WHAT TO DO: Scan the records and identify every line in which the string "AGENTES" occurs, then return those lines.

MATERIAL PROVIDED:
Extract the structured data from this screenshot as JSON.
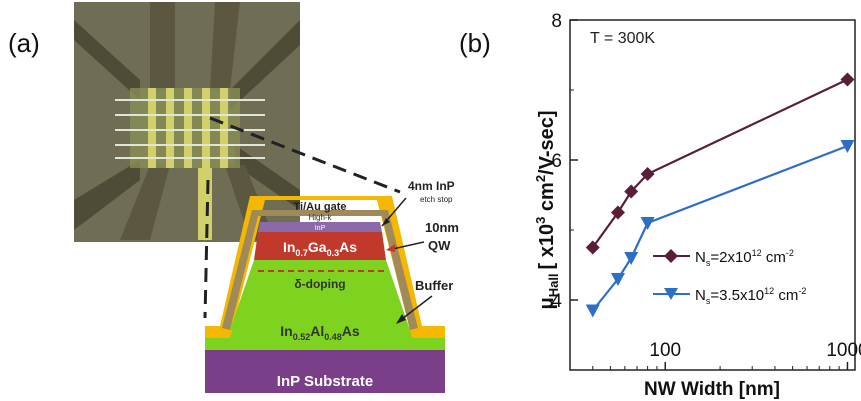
{
  "panel_a": {
    "label": "(a)",
    "layers": {
      "gate": "Ti/Au gate",
      "highk": "High-k",
      "inp_cap": "InP",
      "qw_main": "In",
      "qw_sub1": "0.7",
      "qw_mid": "Ga",
      "qw_sub2": "0.3",
      "qw_end": "As",
      "doping": "δ-doping",
      "buffer_main": "In",
      "buffer_sub1": "0.52",
      "buffer_mid": "Al",
      "buffer_sub2": "0.48",
      "buffer_end": "As",
      "substrate": "InP Substrate"
    },
    "annotations": {
      "inp_etch_line1": "4nm InP",
      "inp_etch_line2": "etch stop",
      "qw_line1": "10nm",
      "qw_line2": "QW",
      "buffer": "Buffer"
    },
    "colors": {
      "gate": "#f5b800",
      "highk": "#a08a5a",
      "inp_cap": "#8a6aa8",
      "qw": "#c0392b",
      "buffer": "#7ed321",
      "substrate": "#7b3f8a",
      "sem_background": "#7a6e60",
      "sem_gate": "#c9c24a"
    }
  },
  "panel_b": {
    "label": "(b)"
  },
  "chart_data": {
    "type": "line",
    "annotation": "T = 300K",
    "ylabel_main": "μ",
    "ylabel_sub": "Hall",
    "ylabel_units_pre": "[ x10",
    "ylabel_units_exp": "3",
    "ylabel_units_mid": " cm",
    "ylabel_units_exp2": "2",
    "ylabel_units_post": "/V-sec]",
    "xlabel": "NW Width [nm]",
    "xscale": "log",
    "xlim": [
      30,
      1100
    ],
    "ylim": [
      3.0,
      8.0
    ],
    "yticks": [
      4,
      6,
      8
    ],
    "ytick_labels": [
      "4",
      "6",
      "8"
    ],
    "xticks": [
      100,
      1000
    ],
    "xtick_labels": [
      "100",
      "1000"
    ],
    "series": [
      {
        "name_pre": "N",
        "name_sub": "s",
        "name_mid": "=2x10",
        "name_exp": "12",
        "name_unit": " cm",
        "name_unit_exp": "-2",
        "color": "#5a1e3a",
        "marker": "diamond",
        "x": [
          40,
          55,
          65,
          80,
          1000
        ],
        "y": [
          4.75,
          5.25,
          5.55,
          5.8,
          7.15
        ]
      },
      {
        "name_pre": "N",
        "name_sub": "s",
        "name_mid": "=3.5x10",
        "name_exp": "12",
        "name_unit": " cm",
        "name_unit_exp": "-2",
        "color": "#2c6fc4",
        "marker": "triangle-down",
        "x": [
          40,
          55,
          65,
          80,
          1000
        ],
        "y": [
          3.85,
          4.3,
          4.6,
          5.1,
          6.2
        ]
      }
    ],
    "legend_position": "lower-right"
  }
}
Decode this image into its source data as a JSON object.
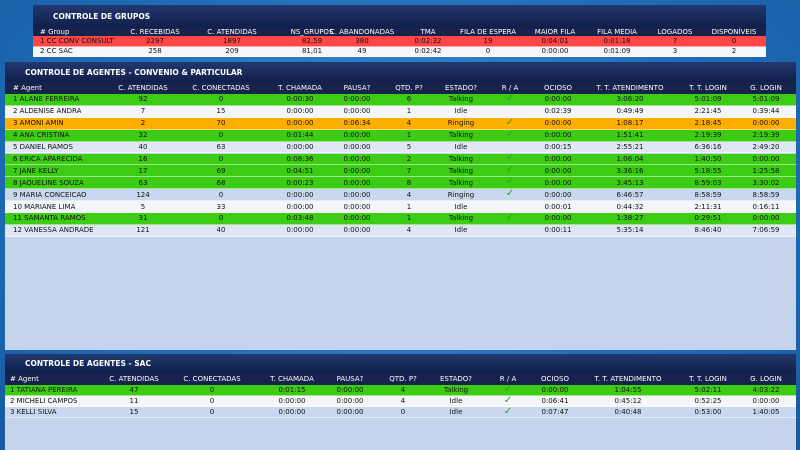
{
  "groups": {
    "title": "CONTROLE DE GRUPOS",
    "columns": [
      "# Group",
      "C. RECEBIDAS",
      "C. ATENDIDAS",
      "NS_GRUPOS",
      "C. ABANDONADAS",
      "TMA",
      "FILA DE ESPERA",
      "MAIOR FILA",
      "FILA MEDIA",
      "LOGADOS",
      "DISPONÍVEIS"
    ],
    "rows": [
      {
        "color": "#ff4646",
        "cells": [
          "1 CC CONV CONSULT",
          "2297",
          "1897",
          "82,59",
          "380",
          "0:02:32",
          "19",
          "0:04:01",
          "0:01:18",
          "7",
          "0"
        ]
      },
      {
        "color": "#f4f6fa",
        "cells": [
          "2 CC SAC",
          "258",
          "209",
          "81,01",
          "49",
          "0:02:42",
          "0",
          "0:00:00",
          "0:01:09",
          "3",
          "2"
        ]
      }
    ]
  },
  "agents": {
    "title": "CONTROLE DE AGENTES - CONVENIO & PARTICULAR",
    "columns": [
      "# Agent",
      "C. ATENDIDAS",
      "C. CONECTADAS",
      "T. CHAMADA",
      "PAUSA?",
      "QTD. P?",
      "ESTADO?",
      "R / A",
      "OCIOSO",
      "T. T. ATENDIMENTO",
      "T. T. LOGIN",
      "G. LOGIN"
    ],
    "rows": [
      {
        "color": "#3ccc14",
        "cells": [
          "1 ALANE FERREIRA",
          "92",
          "0",
          "0:00:30",
          "0:00:00",
          "6",
          "Talking",
          "✓",
          "0:00:00",
          "3:06:20",
          "5:01:09",
          "5:01:09"
        ]
      },
      {
        "color": "#f4f6fa",
        "cells": [
          "2 ALDENISE ANDRA",
          "7",
          "15",
          "0:00:00",
          "0:00:00",
          "1",
          "Idle",
          null,
          "0:02:39",
          "0:49:49",
          "2:21:45",
          "0:39:44"
        ]
      },
      {
        "color": "#ffae00",
        "cells": [
          "3 AMONI AMIN",
          "2",
          "70",
          "0:00:00",
          "0:06:34",
          "4",
          "Ringing",
          "✓",
          "0:00:00",
          "1:08:17",
          "2:18:45",
          "0:00:00"
        ]
      },
      {
        "color": "#3ccc14",
        "cells": [
          "4 ANA CRISTINA",
          "32",
          "0",
          "0:01:44",
          "0:00:00",
          "1",
          "Talking",
          "✓",
          "0:00:00",
          "1:51:41",
          "2:19:39",
          "2:19:39"
        ]
      },
      {
        "color": "#dfe7f4",
        "cells": [
          "5 DANIEL RAMOS",
          "40",
          "63",
          "0:00:00",
          "0:00:00",
          "5",
          "Idle",
          null,
          "0:00:15",
          "2:55:21",
          "6:36:16",
          "2:49:20"
        ]
      },
      {
        "color": "#3ccc14",
        "cells": [
          "6 ERICA APARECIDA",
          "16",
          "0",
          "0:08:36",
          "0:00:00",
          "2",
          "Talking",
          "✓",
          "0:00:00",
          "1:06:04",
          "1:40:50",
          "0:00:00"
        ]
      },
      {
        "color": "#3ccc14",
        "cells": [
          "7 JANE KELLY",
          "17",
          "69",
          "0:04:51",
          "0:00:00",
          "7",
          "Talking",
          "✓",
          "0:00:00",
          "3:36:16",
          "5:18:55",
          "1:25:58"
        ]
      },
      {
        "color": "#3ccc14",
        "cells": [
          "8 JAQUELINE SOUZA",
          "63",
          "68",
          "0:00:23",
          "0:00:00",
          "8",
          "Talking",
          "✓",
          "0:00:00",
          "3:45:13",
          "8:59:03",
          "3:30:02"
        ]
      },
      {
        "color": "#c9d8ef",
        "cells": [
          "9 MARIA CONCEICAO",
          "124",
          "0",
          "0:00:00",
          "0:00:00",
          "4",
          "Ringing",
          "✓",
          "0:00:00",
          "6:46:57",
          "8:58:59",
          "8:58:59"
        ]
      },
      {
        "color": "#f4f6fa",
        "cells": [
          "10 MARIANE LIMA",
          "5",
          "33",
          "0:00:00",
          "0:00:00",
          "1",
          "Idle",
          null,
          "0:00:01",
          "0:44:32",
          "2:11:31",
          "0:16:11"
        ]
      },
      {
        "color": "#3ccc14",
        "cells": [
          "11 SAMANTA RAMOS",
          "31",
          "0",
          "0:03:48",
          "0:00:00",
          "1",
          "Talking",
          "✓",
          "0:00:00",
          "1:38:27",
          "0:29:51",
          "0:00:00"
        ]
      },
      {
        "color": "#dfe7f4",
        "cells": [
          "12 VANESSA ANDRADE",
          "121",
          "40",
          "0:00:00",
          "0:00:00",
          "4",
          "Idle",
          null,
          "0:00:11",
          "5:35:14",
          "8:46:40",
          "7:06:59"
        ]
      }
    ]
  },
  "sac": {
    "title": "CONTROLE DE AGENTES - SAC",
    "columns": [
      "# Agent",
      "C. ATENDIDAS",
      "C. CONECTADAS",
      "T. CHAMADA",
      "PAUSA?",
      "QTD. P?",
      "ESTADO?",
      "R / A",
      "OCIOSO",
      "T. T. ATENDIMENTO",
      "T. T. LOGIN",
      "G. LOGIN"
    ],
    "rows": [
      {
        "color": "#3ccc14",
        "cells": [
          "1 TATIANA PEREIRA",
          "47",
          "0",
          "0:01:15",
          "0:00:00",
          "4",
          "Talking",
          "✓",
          "0:00:00",
          "1:04:55",
          "5:02:11",
          "4:03:22"
        ]
      },
      {
        "color": "#f4f6fa",
        "cells": [
          "2 MICHELI CAMPOS",
          "11",
          "0",
          "0:00:00",
          "0:00:00",
          "4",
          "Idle",
          "✓",
          "0:06:41",
          "0:45:12",
          "0:52:25",
          "0:00:00"
        ]
      },
      {
        "color": "#c9d8ef",
        "cells": [
          "3 KELLI SILVA",
          "15",
          "0",
          "0:00:00",
          "0:00:00",
          "0",
          "Idle",
          "✓",
          "0:07:47",
          "0:40:48",
          "0:53:00",
          "1:40:05"
        ]
      }
    ]
  }
}
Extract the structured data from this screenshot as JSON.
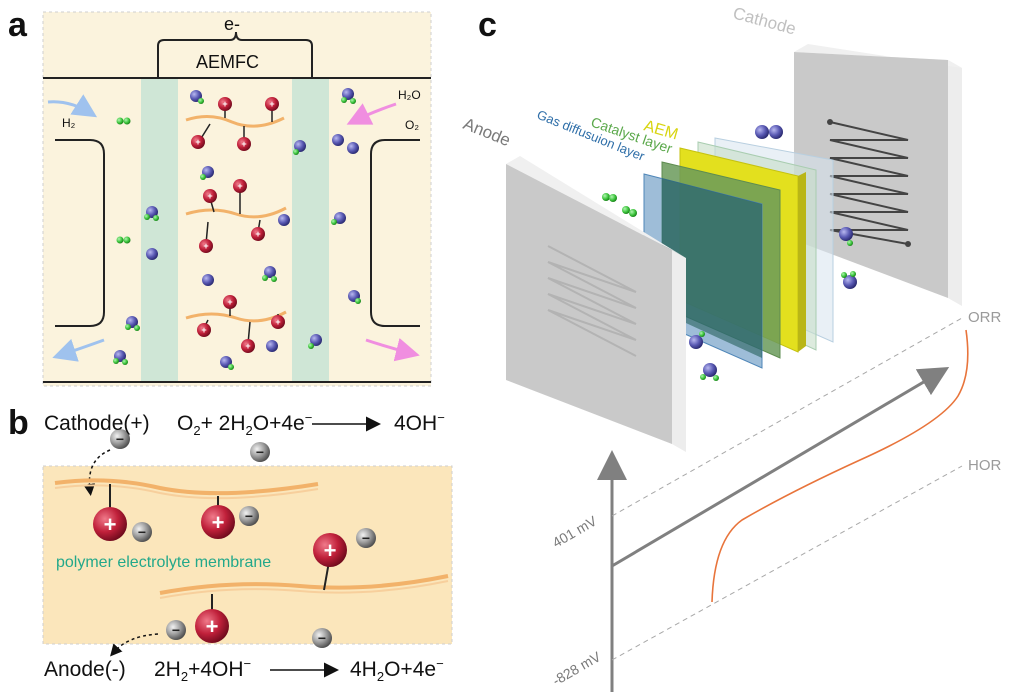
{
  "panel_a": {
    "letter": "a",
    "device": "AEMFC",
    "electron": "e-",
    "h2": "H₂",
    "h2o": "H₂O",
    "o2": "O₂"
  },
  "panel_b": {
    "letter": "b",
    "cathode_label": "Cathode(+)",
    "cathode_eq": {
      "a": "O",
      "a_sub": "2",
      "b": "+ 2H",
      "b_sub": "2",
      "c": "O+4e",
      "c_sup": "−",
      "product": "4OH",
      "product_sup": "−"
    },
    "membrane": "polymer electrolyte membrane",
    "anode_label": "Anode(-)",
    "anode_eq": {
      "a": "2H",
      "a_sub": "2",
      "b": "+4OH",
      "b_sup": "−",
      "product": "4H",
      "product_sub": "2",
      "product2": "O+4e",
      "product_sup": "−"
    },
    "plus": "+",
    "minus": "−"
  },
  "panel_c": {
    "letter": "c",
    "cathode": "Cathode",
    "anode": "Anode",
    "aem": "AEM",
    "catalyst": "Catalyst layer",
    "gdl": "Gas diffusuion layer",
    "orr": "ORR",
    "hor": "HOR",
    "v_high": "401 mV",
    "v_low": "-828 mV"
  },
  "colors": {
    "cream": "#fbf3dd",
    "membrane_green": "#cfe6d6",
    "proton_red": "#c0203a",
    "electron_blue": "#5a5ab4",
    "hydrogen_green": "#3cc43c",
    "chain_orange": "#f2b26a",
    "aem_yellow": "#e3e01e",
    "catalyst_green": "#7ab85c",
    "gdl_blue": "#4f86b8",
    "curve_orange": "#e8743b"
  }
}
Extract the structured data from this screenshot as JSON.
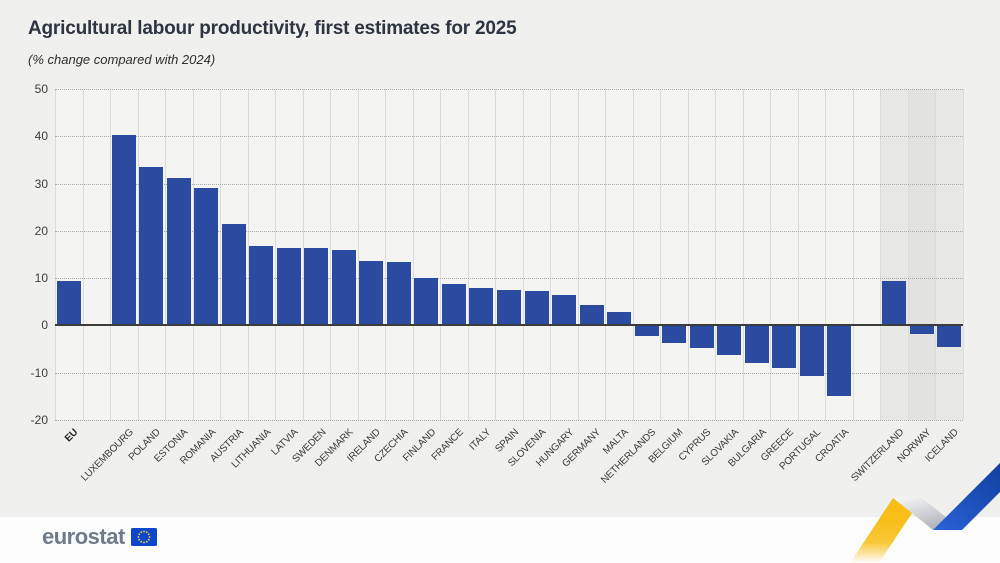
{
  "header": {
    "title": "Agricultural labour productivity, first estimates for 2025",
    "subtitle": "(% change compared with 2024)"
  },
  "chart_data": {
    "type": "bar",
    "title": "Agricultural labour productivity, first estimates for 2025",
    "subtitle": "(% change compared with 2024)",
    "ylabel": "% change compared with 2024",
    "xlabel": "",
    "ylim": [
      -20,
      50
    ],
    "yticks": [
      50,
      40,
      30,
      20,
      10,
      0,
      -10,
      -20
    ],
    "grid": "horizontal dotted gridlines, vertical column separators, dark solid zero line",
    "legend": "none",
    "bar_color": "#2a4ba0",
    "non_eu_shade_colors": [
      "#e7e7e5",
      "#e2e2e0",
      "#e7e7e5"
    ],
    "categories": [
      "EU",
      "LUXEMBOURG",
      "POLAND",
      "ESTONIA",
      "ROMANIA",
      "AUSTRIA",
      "LITHUANIA",
      "LATVIA",
      "SWEDEN",
      "DENMARK",
      "IRELAND",
      "CZECHIA",
      "FINLAND",
      "FRANCE",
      "ITALY",
      "SPAIN",
      "SLOVENIA",
      "HUNGARY",
      "GERMANY",
      "MALTA",
      "NETHERLANDS",
      "BELGIUM",
      "CYPRUS",
      "SLOVAKIA",
      "BULGARIA",
      "GREECE",
      "PORTUGAL",
      "CROATIA",
      "SWITZERLAND",
      "NORWAY",
      "ICELAND"
    ],
    "values": [
      9.3,
      40.2,
      33.6,
      31.1,
      29.0,
      21.4,
      16.9,
      16.4,
      16.3,
      15.9,
      13.7,
      13.4,
      10.1,
      8.7,
      8.0,
      7.5,
      7.3,
      6.5,
      4.4,
      2.8,
      -2.2,
      -3.7,
      -4.7,
      -6.2,
      -7.9,
      -8.9,
      -10.6,
      -14.9,
      9.3,
      -1.9,
      -4.6
    ],
    "groups": [
      "eu-aggregate",
      "eu-member",
      "eu-member",
      "eu-member",
      "eu-member",
      "eu-member",
      "eu-member",
      "eu-member",
      "eu-member",
      "eu-member",
      "eu-member",
      "eu-member",
      "eu-member",
      "eu-member",
      "eu-member",
      "eu-member",
      "eu-member",
      "eu-member",
      "eu-member",
      "eu-member",
      "eu-member",
      "eu-member",
      "eu-member",
      "eu-member",
      "eu-member",
      "eu-member",
      "eu-member",
      "eu-member",
      "non-eu",
      "non-eu",
      "non-eu"
    ],
    "gap_after": [
      "EU",
      "CROATIA"
    ]
  },
  "footer": {
    "logo_text": "eurostat"
  },
  "colors": {
    "page_background": "#f0f0ee",
    "plot_background": "#f4f4f3",
    "bar": "#2a4ba0",
    "zero_line": "#3c3c3c",
    "eurostat_logo_text": "#6e7b88",
    "eu_flag_blue": "#0e47cb",
    "eu_flag_stars": "#ffd617",
    "ribbon_yellow": "#f8be15",
    "ribbon_blue": "#1e50cf"
  }
}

WRITTEN ANSWER:
    "title": "CONTROLE DE AGENTES - CONVENIO & PARTICULAR",
    "title": "CONTROLE DE AGENTES - SAC",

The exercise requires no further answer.